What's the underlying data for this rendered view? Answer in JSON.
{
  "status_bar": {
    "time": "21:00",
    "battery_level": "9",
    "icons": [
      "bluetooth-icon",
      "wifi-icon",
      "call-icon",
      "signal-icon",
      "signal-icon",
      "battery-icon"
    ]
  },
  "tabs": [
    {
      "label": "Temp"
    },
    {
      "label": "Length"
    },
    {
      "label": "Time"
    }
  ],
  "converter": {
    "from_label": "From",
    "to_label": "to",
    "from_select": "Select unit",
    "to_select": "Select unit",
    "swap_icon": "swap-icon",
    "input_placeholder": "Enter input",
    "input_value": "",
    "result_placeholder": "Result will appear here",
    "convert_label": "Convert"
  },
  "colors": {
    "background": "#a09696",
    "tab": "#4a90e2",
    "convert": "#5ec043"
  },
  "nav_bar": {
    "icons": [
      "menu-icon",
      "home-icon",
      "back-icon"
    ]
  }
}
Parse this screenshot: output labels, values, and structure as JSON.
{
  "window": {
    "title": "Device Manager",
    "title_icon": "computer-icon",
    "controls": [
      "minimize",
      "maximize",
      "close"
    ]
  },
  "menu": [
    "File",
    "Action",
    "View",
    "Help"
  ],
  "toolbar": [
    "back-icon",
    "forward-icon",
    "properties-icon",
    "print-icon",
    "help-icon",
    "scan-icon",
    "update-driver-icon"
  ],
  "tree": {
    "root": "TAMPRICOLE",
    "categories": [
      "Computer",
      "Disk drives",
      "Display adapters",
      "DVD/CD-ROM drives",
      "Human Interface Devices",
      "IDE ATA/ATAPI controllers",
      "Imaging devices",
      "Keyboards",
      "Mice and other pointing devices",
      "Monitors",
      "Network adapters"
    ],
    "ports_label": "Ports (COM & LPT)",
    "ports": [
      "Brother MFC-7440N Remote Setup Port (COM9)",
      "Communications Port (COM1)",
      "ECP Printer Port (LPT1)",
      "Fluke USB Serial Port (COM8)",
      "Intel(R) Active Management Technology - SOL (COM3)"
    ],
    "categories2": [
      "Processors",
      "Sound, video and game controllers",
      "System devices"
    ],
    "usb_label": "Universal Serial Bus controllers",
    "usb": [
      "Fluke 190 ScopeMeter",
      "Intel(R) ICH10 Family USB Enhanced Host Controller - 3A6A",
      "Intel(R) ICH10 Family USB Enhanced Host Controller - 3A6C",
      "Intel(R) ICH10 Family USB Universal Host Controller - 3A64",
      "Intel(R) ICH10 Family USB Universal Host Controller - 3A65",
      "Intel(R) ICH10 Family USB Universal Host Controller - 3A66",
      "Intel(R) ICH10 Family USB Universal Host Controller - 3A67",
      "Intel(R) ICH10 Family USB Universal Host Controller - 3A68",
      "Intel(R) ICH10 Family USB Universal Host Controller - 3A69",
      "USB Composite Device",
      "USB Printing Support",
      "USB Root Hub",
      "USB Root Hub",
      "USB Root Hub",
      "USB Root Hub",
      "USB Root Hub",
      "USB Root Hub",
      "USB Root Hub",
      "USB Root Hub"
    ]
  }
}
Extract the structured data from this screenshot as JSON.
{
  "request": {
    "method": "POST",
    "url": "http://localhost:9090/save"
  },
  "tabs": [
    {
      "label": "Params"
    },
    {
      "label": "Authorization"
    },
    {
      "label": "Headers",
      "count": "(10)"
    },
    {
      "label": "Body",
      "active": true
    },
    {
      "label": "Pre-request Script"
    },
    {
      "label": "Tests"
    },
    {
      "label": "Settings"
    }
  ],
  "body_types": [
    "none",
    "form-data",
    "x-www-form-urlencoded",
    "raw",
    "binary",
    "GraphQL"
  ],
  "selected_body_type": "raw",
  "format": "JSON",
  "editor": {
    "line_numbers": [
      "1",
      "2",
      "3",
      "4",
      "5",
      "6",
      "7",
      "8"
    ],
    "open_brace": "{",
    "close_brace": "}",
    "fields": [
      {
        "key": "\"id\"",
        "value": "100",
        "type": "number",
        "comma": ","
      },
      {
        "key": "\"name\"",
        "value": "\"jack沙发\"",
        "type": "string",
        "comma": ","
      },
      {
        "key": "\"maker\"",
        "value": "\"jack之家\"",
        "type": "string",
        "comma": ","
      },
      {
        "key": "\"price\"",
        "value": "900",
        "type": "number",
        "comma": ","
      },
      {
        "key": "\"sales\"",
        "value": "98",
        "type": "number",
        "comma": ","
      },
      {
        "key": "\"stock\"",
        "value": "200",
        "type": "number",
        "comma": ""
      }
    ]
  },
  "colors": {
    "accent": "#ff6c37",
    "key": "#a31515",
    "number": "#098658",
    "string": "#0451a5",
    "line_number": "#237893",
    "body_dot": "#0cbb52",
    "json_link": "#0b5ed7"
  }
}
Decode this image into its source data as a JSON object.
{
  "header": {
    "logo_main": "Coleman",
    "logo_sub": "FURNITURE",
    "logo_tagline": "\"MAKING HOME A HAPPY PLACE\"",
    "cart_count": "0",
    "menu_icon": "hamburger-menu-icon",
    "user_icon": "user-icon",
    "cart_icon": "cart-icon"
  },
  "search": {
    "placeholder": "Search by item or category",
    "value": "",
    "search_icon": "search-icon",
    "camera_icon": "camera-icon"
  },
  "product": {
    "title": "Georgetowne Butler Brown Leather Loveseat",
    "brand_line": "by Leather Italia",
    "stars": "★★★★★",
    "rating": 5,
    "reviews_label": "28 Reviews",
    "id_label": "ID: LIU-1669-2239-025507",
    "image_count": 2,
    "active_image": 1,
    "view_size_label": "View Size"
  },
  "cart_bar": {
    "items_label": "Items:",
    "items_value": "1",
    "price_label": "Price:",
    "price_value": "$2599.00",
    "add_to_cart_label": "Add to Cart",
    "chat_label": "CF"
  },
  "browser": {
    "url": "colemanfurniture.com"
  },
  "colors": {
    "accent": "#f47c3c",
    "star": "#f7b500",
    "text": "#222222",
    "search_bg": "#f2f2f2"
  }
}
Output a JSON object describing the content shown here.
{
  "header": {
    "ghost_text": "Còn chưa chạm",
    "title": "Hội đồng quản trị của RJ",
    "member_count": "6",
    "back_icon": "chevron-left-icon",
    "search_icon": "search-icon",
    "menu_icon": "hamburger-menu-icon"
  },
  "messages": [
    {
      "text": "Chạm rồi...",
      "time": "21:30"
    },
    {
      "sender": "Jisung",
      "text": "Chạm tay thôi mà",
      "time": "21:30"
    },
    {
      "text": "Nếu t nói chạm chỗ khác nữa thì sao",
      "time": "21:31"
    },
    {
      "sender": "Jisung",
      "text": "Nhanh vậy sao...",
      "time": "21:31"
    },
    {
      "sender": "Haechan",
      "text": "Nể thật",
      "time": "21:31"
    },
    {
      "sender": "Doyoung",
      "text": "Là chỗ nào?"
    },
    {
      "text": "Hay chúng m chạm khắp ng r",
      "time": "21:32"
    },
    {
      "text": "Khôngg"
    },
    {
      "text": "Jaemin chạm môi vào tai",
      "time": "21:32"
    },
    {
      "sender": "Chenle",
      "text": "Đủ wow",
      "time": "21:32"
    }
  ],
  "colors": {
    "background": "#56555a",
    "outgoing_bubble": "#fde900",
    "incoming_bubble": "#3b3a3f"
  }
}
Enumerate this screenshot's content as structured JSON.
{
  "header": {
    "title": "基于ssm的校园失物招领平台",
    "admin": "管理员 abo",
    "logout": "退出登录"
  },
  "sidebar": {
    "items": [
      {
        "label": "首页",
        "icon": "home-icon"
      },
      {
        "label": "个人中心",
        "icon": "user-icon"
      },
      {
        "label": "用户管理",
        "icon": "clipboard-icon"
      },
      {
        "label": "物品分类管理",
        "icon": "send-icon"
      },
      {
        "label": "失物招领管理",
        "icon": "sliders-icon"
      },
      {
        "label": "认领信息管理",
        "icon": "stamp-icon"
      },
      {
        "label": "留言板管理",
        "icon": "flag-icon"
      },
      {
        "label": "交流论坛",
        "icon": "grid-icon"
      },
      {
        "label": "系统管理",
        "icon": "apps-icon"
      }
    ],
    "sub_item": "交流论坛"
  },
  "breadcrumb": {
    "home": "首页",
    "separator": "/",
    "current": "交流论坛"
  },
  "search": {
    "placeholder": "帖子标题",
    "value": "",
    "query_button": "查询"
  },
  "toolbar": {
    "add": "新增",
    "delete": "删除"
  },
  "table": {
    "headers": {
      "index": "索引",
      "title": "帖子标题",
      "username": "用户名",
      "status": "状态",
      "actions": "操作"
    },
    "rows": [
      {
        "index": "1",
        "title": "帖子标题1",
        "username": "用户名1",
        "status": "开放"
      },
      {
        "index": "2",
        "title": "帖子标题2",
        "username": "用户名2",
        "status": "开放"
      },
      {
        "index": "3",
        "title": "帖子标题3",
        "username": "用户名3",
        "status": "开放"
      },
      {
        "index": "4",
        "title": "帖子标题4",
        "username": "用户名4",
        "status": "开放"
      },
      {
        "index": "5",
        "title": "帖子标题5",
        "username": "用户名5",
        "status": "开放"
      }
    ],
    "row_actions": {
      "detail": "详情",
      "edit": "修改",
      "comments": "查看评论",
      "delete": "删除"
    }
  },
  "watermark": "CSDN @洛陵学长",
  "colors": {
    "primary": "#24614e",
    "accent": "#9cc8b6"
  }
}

^^^^^^^^^^^^^^^^

* _TASK BRIEF_
Pull out every line above that holds the word "index".

* _THE COMPLETED TASK_
      "index": "索引",
        "index": "1",
        "index": "2",
        "index": "3",
        "index": "4",
        "index": "5",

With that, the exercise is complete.